Data records:
■ ■ ■ ■ ■ ■ ■
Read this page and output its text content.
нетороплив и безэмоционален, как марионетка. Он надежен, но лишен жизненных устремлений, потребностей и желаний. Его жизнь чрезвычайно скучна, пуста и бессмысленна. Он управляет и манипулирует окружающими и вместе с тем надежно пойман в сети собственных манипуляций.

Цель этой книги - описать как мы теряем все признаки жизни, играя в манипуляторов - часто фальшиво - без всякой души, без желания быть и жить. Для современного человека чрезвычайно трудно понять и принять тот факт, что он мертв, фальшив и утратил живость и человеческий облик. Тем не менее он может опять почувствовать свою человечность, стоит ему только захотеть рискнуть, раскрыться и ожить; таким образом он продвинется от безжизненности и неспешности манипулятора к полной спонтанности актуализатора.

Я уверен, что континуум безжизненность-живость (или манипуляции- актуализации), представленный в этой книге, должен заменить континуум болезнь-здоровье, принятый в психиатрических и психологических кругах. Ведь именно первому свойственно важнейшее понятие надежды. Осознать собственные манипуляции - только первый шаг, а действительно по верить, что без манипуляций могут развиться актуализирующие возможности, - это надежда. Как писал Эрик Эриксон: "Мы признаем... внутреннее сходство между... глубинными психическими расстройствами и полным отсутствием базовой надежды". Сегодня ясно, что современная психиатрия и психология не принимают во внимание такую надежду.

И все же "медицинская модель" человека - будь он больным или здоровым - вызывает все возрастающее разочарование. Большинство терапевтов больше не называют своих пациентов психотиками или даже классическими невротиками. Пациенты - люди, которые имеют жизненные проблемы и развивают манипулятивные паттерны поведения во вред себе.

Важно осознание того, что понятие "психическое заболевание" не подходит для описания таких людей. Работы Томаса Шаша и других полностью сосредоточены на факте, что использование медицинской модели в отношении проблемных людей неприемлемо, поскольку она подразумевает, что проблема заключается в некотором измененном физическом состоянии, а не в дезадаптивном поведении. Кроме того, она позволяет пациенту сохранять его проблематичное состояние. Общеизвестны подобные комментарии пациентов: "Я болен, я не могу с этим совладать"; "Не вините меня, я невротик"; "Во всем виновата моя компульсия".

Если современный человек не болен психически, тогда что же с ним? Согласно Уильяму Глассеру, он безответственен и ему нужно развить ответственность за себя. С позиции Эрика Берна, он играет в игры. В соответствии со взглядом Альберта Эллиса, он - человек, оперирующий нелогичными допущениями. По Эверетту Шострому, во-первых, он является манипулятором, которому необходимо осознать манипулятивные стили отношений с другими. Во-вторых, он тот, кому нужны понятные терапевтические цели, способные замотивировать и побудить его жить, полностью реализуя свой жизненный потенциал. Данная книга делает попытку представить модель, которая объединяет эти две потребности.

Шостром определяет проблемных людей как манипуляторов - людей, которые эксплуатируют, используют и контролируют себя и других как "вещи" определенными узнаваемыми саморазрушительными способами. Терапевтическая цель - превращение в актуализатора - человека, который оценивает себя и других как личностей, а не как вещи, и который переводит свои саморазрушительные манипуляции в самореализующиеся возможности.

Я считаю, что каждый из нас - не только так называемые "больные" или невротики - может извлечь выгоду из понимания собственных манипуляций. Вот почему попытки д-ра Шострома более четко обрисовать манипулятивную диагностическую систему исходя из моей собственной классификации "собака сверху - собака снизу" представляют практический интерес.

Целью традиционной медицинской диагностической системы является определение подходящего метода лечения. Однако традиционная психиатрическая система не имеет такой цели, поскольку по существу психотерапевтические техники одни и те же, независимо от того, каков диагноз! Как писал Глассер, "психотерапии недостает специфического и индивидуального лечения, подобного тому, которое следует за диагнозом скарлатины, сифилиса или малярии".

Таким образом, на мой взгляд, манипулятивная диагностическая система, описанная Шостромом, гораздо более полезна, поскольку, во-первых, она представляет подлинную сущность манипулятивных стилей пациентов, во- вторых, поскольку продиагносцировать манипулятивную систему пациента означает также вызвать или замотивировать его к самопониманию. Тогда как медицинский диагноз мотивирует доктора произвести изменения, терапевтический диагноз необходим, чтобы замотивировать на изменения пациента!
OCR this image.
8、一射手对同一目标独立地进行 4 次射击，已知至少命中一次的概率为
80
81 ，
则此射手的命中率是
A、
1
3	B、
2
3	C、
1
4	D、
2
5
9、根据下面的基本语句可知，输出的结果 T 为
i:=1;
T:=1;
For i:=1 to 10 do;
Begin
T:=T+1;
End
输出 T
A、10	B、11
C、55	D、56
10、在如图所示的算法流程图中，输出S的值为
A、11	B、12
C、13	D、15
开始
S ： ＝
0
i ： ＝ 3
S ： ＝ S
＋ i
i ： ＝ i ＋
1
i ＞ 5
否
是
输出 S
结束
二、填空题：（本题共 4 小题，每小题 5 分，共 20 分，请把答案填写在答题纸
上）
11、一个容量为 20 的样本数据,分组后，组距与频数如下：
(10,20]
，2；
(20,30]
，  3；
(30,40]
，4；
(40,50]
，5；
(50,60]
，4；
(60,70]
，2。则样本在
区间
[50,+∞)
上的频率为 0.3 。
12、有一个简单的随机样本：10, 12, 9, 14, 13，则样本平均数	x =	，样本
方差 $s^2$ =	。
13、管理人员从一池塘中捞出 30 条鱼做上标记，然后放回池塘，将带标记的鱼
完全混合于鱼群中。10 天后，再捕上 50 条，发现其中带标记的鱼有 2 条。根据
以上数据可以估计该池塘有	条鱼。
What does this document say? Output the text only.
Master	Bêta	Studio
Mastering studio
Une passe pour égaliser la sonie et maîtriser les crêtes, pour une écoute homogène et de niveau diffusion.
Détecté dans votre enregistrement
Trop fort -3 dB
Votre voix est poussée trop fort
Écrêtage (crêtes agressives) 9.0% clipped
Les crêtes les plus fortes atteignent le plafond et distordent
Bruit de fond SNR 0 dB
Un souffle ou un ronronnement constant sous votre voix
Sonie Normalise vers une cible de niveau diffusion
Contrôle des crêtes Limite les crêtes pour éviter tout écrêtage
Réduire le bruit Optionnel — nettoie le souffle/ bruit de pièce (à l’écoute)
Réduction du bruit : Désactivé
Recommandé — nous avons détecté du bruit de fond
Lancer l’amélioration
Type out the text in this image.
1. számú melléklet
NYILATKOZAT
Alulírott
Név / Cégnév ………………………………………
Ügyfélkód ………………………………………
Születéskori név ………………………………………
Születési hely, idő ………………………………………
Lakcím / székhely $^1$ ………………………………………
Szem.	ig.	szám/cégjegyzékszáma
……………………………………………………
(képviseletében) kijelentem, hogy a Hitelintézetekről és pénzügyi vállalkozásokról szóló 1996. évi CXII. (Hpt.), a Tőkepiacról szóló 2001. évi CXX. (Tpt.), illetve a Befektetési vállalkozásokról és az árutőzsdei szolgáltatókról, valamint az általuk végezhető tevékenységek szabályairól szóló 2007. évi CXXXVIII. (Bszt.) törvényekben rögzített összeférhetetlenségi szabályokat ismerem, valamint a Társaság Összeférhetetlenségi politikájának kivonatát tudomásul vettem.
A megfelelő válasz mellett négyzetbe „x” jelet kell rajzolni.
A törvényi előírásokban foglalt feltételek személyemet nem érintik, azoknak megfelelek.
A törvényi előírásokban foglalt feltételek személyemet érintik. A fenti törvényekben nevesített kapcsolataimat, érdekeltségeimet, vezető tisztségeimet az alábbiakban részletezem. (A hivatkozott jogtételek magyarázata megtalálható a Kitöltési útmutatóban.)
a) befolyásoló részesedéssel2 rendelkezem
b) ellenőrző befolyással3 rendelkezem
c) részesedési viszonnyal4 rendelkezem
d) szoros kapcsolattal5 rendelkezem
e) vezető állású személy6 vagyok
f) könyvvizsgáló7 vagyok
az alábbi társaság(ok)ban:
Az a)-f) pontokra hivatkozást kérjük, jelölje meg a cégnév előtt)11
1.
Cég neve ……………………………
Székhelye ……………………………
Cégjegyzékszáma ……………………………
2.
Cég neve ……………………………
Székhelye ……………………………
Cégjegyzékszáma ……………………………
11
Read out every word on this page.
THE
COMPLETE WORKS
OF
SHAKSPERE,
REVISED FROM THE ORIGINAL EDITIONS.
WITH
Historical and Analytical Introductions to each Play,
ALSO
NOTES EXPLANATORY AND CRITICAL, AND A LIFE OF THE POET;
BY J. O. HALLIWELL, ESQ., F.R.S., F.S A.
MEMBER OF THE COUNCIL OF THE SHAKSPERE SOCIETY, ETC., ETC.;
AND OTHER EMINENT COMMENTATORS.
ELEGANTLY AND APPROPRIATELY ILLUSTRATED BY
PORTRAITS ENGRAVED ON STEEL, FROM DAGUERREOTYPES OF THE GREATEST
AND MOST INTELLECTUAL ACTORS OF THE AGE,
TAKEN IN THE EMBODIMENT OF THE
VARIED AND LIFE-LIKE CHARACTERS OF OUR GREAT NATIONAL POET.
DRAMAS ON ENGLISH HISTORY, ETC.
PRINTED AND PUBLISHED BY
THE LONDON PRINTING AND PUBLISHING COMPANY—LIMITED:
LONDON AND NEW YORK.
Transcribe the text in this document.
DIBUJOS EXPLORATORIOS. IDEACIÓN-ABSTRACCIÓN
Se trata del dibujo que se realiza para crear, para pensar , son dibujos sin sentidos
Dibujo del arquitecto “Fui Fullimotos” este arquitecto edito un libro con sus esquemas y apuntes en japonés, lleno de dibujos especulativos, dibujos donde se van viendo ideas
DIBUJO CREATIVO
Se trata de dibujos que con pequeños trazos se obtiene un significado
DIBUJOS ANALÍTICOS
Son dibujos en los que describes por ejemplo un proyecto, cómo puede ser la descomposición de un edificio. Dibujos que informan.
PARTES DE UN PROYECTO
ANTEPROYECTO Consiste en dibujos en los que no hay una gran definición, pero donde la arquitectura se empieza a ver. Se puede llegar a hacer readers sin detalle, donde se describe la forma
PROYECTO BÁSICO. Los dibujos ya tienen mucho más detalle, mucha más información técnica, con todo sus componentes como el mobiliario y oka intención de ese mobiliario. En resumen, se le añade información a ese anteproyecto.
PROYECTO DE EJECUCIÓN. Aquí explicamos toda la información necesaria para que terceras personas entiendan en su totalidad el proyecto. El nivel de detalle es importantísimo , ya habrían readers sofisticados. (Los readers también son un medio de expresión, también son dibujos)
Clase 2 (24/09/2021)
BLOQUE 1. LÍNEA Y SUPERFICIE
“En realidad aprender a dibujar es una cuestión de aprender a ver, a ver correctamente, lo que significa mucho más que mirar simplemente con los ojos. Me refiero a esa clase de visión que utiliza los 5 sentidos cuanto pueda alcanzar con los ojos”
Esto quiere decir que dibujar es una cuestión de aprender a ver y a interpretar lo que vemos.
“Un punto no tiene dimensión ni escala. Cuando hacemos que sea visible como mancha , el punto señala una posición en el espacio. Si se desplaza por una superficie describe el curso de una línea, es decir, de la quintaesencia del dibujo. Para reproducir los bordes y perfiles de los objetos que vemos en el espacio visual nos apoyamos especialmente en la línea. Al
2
■ ■ ■ ■ ■ ■ ■
Stated problem: Collect each line holding the string "pour".

Response:
Une passe pour égaliser la sonie et maîtriser les crêtes, pour une écoute homogène et de niveau diffusion.
Contrôle des crêtes Limite les crêtes pour éviter tout écrêtage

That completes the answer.